- _Written request_
Work out how many lines of the listing hold the string "name", then answer with that number and nothing else.

Figure content listings
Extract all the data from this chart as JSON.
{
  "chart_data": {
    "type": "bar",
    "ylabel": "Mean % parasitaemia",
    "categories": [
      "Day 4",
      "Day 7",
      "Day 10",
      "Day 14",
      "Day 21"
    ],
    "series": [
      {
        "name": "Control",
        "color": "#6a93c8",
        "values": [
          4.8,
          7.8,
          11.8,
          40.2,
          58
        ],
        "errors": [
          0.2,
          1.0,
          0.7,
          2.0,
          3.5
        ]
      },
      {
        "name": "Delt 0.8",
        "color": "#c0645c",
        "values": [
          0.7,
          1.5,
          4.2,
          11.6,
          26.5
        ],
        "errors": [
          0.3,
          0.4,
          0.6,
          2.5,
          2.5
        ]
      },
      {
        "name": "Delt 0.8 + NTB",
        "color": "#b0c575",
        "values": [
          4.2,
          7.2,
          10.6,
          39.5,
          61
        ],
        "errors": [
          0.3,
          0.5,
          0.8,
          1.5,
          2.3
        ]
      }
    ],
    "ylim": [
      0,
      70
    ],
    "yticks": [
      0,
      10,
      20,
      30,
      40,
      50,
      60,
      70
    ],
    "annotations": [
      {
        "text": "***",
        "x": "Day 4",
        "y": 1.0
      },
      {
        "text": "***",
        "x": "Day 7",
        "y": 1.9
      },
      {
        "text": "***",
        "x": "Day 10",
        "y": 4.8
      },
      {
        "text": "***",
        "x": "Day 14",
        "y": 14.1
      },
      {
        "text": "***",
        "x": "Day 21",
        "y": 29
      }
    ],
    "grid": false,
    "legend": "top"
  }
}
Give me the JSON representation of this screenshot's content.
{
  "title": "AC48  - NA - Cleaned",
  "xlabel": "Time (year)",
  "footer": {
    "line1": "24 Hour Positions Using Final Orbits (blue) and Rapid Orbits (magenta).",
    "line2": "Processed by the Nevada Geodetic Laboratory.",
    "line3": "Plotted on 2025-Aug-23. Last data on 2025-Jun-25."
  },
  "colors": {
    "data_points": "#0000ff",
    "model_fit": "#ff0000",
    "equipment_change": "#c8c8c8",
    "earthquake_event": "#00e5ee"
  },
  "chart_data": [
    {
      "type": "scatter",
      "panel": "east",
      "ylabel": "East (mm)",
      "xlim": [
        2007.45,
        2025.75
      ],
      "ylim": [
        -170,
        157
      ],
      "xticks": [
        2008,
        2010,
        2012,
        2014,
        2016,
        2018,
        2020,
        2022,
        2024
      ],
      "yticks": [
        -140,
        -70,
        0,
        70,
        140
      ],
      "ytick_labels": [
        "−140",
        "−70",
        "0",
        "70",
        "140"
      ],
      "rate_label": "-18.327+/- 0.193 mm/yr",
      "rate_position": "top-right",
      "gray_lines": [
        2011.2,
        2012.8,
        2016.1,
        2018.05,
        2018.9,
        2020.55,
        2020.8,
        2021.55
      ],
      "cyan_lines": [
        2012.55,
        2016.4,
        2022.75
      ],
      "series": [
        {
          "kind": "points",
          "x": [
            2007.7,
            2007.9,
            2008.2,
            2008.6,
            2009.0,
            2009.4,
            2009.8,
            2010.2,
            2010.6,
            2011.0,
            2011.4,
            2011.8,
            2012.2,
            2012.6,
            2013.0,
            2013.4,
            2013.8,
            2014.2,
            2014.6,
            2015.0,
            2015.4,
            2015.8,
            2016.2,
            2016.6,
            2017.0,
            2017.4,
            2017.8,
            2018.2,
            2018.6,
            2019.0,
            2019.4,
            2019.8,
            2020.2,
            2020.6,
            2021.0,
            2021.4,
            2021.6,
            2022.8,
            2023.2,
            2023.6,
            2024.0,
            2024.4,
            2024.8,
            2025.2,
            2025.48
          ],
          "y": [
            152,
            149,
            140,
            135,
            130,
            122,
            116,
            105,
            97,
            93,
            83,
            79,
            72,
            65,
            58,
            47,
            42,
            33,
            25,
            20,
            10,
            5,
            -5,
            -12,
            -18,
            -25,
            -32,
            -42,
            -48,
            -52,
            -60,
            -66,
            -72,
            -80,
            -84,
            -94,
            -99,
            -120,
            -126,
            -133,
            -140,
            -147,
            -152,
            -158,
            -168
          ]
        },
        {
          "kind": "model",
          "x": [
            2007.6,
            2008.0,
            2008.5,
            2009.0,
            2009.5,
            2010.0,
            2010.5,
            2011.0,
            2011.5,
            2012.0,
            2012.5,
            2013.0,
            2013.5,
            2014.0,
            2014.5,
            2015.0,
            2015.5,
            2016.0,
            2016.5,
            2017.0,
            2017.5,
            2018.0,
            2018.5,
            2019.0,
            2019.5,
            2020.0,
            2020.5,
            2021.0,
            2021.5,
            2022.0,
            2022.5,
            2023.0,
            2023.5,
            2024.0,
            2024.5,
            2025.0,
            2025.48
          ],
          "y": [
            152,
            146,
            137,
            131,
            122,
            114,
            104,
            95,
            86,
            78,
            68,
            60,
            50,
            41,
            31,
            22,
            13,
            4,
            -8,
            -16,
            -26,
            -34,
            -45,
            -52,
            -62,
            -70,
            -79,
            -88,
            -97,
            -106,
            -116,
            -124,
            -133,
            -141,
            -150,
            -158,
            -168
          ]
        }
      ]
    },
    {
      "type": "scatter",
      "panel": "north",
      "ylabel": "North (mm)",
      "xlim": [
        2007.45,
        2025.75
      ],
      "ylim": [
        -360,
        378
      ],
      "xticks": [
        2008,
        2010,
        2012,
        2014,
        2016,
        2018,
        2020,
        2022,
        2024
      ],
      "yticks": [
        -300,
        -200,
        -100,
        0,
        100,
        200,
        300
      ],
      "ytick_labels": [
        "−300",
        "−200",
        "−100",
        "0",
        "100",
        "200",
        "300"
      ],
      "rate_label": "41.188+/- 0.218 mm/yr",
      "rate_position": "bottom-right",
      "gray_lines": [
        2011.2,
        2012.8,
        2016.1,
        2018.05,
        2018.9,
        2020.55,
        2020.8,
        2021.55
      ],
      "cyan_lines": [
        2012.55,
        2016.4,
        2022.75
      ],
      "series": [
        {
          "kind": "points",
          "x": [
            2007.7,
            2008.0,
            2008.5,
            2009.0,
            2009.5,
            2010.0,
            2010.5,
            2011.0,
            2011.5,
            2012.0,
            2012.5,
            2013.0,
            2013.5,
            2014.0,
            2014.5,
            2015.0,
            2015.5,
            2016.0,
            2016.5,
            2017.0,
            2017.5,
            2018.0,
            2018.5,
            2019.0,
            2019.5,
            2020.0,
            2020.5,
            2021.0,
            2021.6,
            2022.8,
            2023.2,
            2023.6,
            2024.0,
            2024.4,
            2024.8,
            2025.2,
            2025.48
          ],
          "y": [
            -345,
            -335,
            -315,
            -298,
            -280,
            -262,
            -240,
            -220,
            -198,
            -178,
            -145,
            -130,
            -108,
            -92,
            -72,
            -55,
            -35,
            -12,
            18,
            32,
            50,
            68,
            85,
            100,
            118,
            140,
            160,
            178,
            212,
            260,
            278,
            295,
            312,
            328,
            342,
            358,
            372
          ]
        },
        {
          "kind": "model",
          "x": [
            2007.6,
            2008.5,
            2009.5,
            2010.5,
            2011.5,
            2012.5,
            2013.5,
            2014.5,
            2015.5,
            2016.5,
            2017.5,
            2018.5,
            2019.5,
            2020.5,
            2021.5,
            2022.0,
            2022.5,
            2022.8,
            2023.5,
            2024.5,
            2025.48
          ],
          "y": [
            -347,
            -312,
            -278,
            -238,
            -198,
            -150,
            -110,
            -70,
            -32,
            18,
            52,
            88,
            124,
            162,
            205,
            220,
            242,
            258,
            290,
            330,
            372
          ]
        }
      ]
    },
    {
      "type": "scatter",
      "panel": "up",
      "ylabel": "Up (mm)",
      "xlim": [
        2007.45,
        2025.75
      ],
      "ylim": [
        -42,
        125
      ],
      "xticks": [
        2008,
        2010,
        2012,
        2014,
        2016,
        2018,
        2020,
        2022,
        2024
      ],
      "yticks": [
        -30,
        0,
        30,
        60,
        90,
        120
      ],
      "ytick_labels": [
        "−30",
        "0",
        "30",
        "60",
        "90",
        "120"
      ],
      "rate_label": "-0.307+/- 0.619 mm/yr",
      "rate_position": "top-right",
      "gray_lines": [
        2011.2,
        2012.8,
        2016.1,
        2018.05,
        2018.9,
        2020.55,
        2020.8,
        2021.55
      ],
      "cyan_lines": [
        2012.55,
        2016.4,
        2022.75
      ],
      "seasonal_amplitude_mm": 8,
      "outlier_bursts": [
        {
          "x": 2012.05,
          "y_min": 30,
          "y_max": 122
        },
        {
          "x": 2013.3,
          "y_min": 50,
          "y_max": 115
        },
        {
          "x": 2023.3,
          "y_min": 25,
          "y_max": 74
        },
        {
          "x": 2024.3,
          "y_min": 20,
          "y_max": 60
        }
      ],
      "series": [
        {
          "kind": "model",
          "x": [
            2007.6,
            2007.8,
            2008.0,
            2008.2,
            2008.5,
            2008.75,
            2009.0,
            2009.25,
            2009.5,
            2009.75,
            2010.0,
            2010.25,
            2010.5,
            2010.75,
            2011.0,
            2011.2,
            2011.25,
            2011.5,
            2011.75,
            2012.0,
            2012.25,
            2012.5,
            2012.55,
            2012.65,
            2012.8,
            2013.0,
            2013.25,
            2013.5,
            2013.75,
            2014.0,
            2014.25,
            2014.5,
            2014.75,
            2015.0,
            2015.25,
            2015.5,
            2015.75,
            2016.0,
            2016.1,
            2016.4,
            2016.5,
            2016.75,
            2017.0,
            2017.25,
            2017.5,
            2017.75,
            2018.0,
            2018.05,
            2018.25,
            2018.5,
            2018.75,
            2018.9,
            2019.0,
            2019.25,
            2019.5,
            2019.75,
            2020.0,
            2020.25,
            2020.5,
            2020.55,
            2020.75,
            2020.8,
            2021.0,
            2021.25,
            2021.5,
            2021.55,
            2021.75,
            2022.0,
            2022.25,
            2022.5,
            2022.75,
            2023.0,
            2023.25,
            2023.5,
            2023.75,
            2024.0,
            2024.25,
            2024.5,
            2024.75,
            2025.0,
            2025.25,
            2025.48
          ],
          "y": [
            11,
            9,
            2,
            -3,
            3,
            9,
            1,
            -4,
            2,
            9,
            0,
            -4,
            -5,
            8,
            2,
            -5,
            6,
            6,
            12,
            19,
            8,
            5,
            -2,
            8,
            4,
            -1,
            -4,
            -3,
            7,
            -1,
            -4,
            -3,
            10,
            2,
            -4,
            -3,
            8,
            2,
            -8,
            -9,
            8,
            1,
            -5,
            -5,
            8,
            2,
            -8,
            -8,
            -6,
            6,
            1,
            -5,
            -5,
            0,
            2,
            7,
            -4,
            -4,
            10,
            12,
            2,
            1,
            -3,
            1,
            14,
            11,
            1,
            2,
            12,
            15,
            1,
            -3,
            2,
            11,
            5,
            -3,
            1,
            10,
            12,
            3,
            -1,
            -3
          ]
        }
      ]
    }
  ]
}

- _Completed exercise_
3